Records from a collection
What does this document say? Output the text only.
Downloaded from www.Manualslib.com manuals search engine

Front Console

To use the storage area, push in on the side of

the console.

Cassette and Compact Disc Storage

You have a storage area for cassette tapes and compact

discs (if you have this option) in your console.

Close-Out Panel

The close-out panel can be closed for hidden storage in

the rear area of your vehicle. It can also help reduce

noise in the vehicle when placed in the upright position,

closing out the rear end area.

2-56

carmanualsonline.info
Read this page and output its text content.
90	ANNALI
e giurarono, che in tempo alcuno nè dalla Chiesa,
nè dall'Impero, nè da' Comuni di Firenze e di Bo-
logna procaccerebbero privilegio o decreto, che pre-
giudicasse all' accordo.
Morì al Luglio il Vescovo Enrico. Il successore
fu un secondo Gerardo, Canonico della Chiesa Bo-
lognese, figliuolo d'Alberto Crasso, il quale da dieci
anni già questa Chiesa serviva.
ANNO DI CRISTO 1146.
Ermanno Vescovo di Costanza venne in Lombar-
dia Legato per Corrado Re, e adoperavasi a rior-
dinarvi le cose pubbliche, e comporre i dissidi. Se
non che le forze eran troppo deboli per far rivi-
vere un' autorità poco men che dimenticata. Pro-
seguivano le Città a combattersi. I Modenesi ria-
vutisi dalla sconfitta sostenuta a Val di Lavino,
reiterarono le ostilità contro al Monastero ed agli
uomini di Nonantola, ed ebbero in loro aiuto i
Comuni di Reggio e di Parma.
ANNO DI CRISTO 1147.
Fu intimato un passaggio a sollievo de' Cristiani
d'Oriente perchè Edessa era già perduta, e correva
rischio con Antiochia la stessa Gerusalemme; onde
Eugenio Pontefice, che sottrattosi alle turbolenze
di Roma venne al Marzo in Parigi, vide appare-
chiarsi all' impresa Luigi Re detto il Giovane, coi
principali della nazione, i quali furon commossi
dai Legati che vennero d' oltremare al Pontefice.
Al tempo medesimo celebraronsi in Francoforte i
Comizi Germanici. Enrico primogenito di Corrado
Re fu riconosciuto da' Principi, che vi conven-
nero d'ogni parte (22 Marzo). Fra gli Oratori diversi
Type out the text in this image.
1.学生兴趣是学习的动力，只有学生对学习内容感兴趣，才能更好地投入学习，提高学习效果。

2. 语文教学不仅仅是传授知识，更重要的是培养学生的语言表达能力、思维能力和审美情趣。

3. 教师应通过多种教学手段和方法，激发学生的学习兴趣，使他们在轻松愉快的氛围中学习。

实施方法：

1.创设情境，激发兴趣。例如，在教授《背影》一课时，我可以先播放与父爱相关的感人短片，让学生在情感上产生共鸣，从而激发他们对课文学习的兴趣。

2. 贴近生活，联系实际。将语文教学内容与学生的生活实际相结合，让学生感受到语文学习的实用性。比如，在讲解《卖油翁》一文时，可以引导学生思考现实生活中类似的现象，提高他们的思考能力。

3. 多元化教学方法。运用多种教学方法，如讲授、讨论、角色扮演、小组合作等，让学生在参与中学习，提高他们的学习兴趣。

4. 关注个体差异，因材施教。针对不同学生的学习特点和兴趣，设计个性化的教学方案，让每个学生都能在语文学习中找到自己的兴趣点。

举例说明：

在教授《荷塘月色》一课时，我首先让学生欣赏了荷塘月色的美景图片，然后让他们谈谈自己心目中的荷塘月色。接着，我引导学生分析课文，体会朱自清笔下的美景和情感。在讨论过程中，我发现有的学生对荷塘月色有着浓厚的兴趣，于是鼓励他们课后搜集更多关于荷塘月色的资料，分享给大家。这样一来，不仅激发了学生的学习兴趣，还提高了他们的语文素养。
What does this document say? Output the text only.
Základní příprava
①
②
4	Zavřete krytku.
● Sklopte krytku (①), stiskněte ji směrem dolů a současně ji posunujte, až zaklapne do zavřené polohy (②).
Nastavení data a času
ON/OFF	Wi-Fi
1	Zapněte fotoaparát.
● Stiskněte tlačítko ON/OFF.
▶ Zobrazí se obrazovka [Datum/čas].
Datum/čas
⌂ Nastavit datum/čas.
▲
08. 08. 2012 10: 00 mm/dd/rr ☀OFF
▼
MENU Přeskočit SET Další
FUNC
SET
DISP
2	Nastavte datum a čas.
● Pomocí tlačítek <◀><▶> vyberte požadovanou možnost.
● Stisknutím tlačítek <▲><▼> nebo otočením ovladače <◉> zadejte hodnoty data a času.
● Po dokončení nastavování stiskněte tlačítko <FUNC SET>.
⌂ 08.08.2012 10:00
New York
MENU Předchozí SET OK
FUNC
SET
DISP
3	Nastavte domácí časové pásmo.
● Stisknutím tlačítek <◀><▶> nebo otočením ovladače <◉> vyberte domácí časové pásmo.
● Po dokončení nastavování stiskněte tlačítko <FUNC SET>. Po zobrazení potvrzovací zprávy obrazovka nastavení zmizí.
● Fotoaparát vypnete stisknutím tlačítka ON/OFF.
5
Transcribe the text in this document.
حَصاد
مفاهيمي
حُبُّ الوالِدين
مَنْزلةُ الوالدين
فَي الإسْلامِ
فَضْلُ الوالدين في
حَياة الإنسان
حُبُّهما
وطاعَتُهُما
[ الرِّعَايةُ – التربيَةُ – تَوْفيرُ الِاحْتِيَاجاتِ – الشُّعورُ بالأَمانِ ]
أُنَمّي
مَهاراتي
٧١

- **What needs to be done**
Every line from the one containing "Transcribe the text in this document." through the last line must be copied exactly; leave out the rest.

- **Right answer**
Transcribe the text in this document.
حَصاد
مفاهيمي
حُبُّ الوالِدين
مَنْزلةُ الوالدين
فَي الإسْلامِ
فَضْلُ الوالدين في
حَياة الإنسان
حُبُّهما
وطاعَتُهُما
[ الرِّعَايةُ – التربيَةُ – تَوْفيرُ الِاحْتِيَاجاتِ – الشُّعورُ بالأَمانِ ]
أُنَمّي
مَهاراتي
٧١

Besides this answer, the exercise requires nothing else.